Dataset listings of figures.
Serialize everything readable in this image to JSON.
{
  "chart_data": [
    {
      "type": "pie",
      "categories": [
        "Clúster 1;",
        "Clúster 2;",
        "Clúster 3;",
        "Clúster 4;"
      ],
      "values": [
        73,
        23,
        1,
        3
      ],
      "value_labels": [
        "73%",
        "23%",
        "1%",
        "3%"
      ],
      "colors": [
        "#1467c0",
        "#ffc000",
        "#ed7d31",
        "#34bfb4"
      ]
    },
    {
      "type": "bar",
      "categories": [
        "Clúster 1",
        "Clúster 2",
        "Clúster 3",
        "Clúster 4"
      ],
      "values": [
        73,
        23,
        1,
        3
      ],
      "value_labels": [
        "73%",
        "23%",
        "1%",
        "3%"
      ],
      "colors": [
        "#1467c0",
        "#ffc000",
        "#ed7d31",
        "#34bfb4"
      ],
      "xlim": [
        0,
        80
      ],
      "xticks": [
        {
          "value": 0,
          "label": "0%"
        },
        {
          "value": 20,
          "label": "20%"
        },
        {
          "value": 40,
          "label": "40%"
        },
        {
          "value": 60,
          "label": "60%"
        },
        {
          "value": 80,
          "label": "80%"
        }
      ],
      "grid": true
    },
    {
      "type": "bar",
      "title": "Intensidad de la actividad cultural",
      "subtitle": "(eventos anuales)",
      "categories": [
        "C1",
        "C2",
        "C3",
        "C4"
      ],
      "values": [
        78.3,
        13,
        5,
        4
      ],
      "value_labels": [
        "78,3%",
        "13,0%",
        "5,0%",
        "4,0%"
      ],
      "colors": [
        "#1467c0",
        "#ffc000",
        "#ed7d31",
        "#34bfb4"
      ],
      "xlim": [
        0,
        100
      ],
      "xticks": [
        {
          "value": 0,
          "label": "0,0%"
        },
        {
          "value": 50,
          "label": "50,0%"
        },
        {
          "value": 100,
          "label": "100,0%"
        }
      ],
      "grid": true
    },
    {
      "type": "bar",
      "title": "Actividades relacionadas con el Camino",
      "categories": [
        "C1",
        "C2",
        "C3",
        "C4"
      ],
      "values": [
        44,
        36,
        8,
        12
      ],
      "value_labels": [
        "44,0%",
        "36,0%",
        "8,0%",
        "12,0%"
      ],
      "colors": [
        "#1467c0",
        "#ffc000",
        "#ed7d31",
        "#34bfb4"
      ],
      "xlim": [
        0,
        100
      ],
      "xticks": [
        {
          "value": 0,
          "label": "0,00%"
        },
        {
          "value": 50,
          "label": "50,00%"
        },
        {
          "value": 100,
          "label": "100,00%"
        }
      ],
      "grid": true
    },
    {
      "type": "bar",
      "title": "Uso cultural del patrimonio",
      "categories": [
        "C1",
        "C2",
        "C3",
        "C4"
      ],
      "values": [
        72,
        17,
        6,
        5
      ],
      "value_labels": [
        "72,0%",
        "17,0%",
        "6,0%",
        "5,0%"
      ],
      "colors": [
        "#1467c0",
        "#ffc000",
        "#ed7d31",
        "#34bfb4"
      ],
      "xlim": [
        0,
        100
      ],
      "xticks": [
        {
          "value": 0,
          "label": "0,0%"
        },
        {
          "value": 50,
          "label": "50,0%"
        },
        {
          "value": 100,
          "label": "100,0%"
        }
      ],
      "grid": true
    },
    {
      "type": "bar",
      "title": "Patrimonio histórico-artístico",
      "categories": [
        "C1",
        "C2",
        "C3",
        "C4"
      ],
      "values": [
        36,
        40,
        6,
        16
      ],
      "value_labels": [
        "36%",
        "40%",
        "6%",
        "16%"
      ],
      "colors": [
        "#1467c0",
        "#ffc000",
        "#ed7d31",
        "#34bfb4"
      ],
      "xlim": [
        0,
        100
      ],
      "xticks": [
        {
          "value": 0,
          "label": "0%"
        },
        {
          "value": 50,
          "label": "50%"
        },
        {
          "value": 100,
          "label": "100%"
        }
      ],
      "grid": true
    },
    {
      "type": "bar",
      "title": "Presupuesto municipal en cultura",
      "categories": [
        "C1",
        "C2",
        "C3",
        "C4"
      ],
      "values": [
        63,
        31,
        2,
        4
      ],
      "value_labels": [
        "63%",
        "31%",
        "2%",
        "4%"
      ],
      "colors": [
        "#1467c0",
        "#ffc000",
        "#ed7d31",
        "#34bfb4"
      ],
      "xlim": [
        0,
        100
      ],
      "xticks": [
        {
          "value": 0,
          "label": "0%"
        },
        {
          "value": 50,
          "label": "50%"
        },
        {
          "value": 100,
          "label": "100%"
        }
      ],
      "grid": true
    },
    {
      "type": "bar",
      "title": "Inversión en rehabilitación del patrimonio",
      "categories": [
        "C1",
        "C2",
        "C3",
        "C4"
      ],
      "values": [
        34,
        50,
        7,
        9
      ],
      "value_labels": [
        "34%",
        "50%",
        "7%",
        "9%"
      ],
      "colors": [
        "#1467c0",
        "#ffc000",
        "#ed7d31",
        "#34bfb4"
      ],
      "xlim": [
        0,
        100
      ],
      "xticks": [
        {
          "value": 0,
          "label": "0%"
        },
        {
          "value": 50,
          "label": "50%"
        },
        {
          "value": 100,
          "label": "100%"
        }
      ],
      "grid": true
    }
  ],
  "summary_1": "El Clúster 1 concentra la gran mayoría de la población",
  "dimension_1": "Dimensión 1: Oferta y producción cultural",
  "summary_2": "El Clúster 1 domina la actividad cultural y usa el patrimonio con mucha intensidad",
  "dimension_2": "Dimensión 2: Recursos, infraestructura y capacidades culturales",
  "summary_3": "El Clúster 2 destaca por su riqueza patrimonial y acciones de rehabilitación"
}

Description of the task.
Every line above needs to be retyped exactly.

Correct output.
Serialize everything readable in this image to JSON.
{
  "chart_data": [
    {
      "type": "pie",
      "categories": [
        "Clúster 1;",
        "Clúster 2;",
        "Clúster 3;",
        "Clúster 4;"
      ],
      "values": [
        73,
        23,
        1,
        3
      ],
      "value_labels": [
        "73%",
        "23%",
        "1%",
        "3%"
      ],
      "colors": [
        "#1467c0",
        "#ffc000",
        "#ed7d31",
        "#34bfb4"
      ]
    },
    {
      "type": "bar",
      "categories": [
        "Clúster 1",
        "Clúster 2",
        "Clúster 3",
        "Clúster 4"
      ],
      "values": [
        73,
        23,
        1,
        3
      ],
      "value_labels": [
        "73%",
        "23%",
        "1%",
        "3%"
      ],
      "colors": [
        "#1467c0",
        "#ffc000",
        "#ed7d31",
        "#34bfb4"
      ],
      "xlim": [
        0,
        80
      ],
      "xticks": [
        {
          "value": 0,
          "label": "0%"
        },
        {
          "value": 20,
          "label": "20%"
        },
        {
          "value": 40,
          "label": "40%"
        },
        {
          "value": 60,
          "label": "60%"
        },
        {
          "value": 80,
          "label": "80%"
        }
      ],
      "grid": true
    },
    {
      "type": "bar",
      "title": "Intensidad de la actividad cultural",
      "subtitle": "(eventos anuales)",
      "categories": [
        "C1",
        "C2",
        "C3",
        "C4"
      ],
      "values": [
        78.3,
        13,
        5,
        4
      ],
      "value_labels": [
        "78,3%",
        "13,0%",
        "5,0%",
        "4,0%"
      ],
      "colors": [
        "#1467c0",
        "#ffc000",
        "#ed7d31",
        "#34bfb4"
      ],
      "xlim": [
        0,
        100
      ],
      "xticks": [
        {
          "value": 0,
          "label": "0,0%"
        },
        {
          "value": 50,
          "label": "50,0%"
        },
        {
          "value": 100,
          "label": "100,0%"
        }
      ],
      "grid": true
    },
    {
      "type": "bar",
      "title": "Actividades relacionadas con el Camino",
      "categories": [
        "C1",
        "C2",
        "C3",
        "C4"
      ],
      "values": [
        44,
        36,
        8,
        12
      ],
      "value_labels": [
        "44,0%",
        "36,0%",
        "8,0%",
        "12,0%"
      ],
      "colors": [
        "#1467c0",
        "#ffc000",
        "#ed7d31",
        "#34bfb4"
      ],
      "xlim": [
        0,
        100
      ],
      "xticks": [
        {
          "value": 0,
          "label": "0,00%"
        },
        {
          "value": 50,
          "label": "50,00%"
        },
        {
          "value": 100,
          "label": "100,00%"
        }
      ],
      "grid": true
    },
    {
      "type": "bar",
      "title": "Uso cultural del patrimonio",
      "categories": [
        "C1",
        "C2",
        "C3",
        "C4"
      ],
      "values": [
        72,
        17,
        6,
        5
      ],
      "value_labels": [
        "72,0%",
        "17,0%",
        "6,0%",
        "5,0%"
      ],
      "colors": [
        "#1467c0",
        "#ffc000",
        "#ed7d31",
        "#34bfb4"
      ],
      "xlim": [
        0,
        100
      ],
      "xticks": [
        {
          "value": 0,
          "label": "0,0%"
        },
        {
          "value": 50,
          "label": "50,0%"
        },
        {
          "value": 100,
          "label": "100,0%"
        }
      ],
      "grid": true
    },
    {
      "type": "bar",
      "title": "Patrimonio histórico-artístico",
      "categories": [
        "C1",
        "C2",
        "C3",
        "C4"
      ],
      "values": [
        36,
        40,
        6,
        16
      ],
      "value_labels": [
        "36%",
        "40%",
        "6%",
        "16%"
      ],
      "colors": [
        "#1467c0",
        "#ffc000",
        "#ed7d31",
        "#34bfb4"
      ],
      "xlim": [
        0,
        100
      ],
      "xticks": [
        {
          "value": 0,
          "label": "0%"
        },
        {
          "value": 50,
          "label": "50%"
        },
        {
          "value": 100,
          "label": "100%"
        }
      ],
      "grid": true
    },
    {
      "type": "bar",
      "title": "Presupuesto municipal en cultura",
      "categories": [
        "C1",
        "C2",
        "C3",
        "C4"
      ],
      "values": [
        63,
        31,
        2,
        4
      ],
      "value_labels": [
        "63%",
        "31%",
        "2%",
        "4%"
      ],
      "colors": [
        "#1467c0",
        "#ffc000",
        "#ed7d31",
        "#34bfb4"
      ],
      "xlim": [
        0,
        100
      ],
      "xticks": [
        {
          "value": 0,
          "label": "0%"
        },
        {
          "value": 50,
          "label": "50%"
        },
        {
          "value": 100,
          "label": "100%"
        }
      ],
      "grid": true
    },
    {
      "type": "bar",
      "title": "Inversión en rehabilitación del patrimonio",
      "categories": [
        "C1",
        "C2",
        "C3",
        "C4"
      ],
      "values": [
        34,
        50,
        7,
        9
      ],
      "value_labels": [
        "34%",
        "50%",
        "7%",
        "9%"
      ],
      "colors": [
        "#1467c0",
        "#ffc000",
        "#ed7d31",
        "#34bfb4"
      ],
      "xlim": [
        0,
        100
      ],
      "xticks": [
        {
          "value": 0,
          "label": "0%"
        },
        {
          "value": 50,
          "label": "50%"
        },
        {
          "value": 100,
          "label": "100%"
        }
      ],
      "grid": true
    }
  ],
  "summary_1": "El Clúster 1 concentra la gran mayoría de la población",
  "dimension_1": "Dimensión 1: Oferta y producción cultural",
  "summary_2": "El Clúster 1 domina la actividad cultural y usa el patrimonio con mucha intensidad",
  "dimension_2": "Dimensión 2: Recursos, infraestructura y capacidades culturales",
  "summary_3": "El Clúster 2 destaca por su riqueza patrimonial y acciones de rehabilitación"
}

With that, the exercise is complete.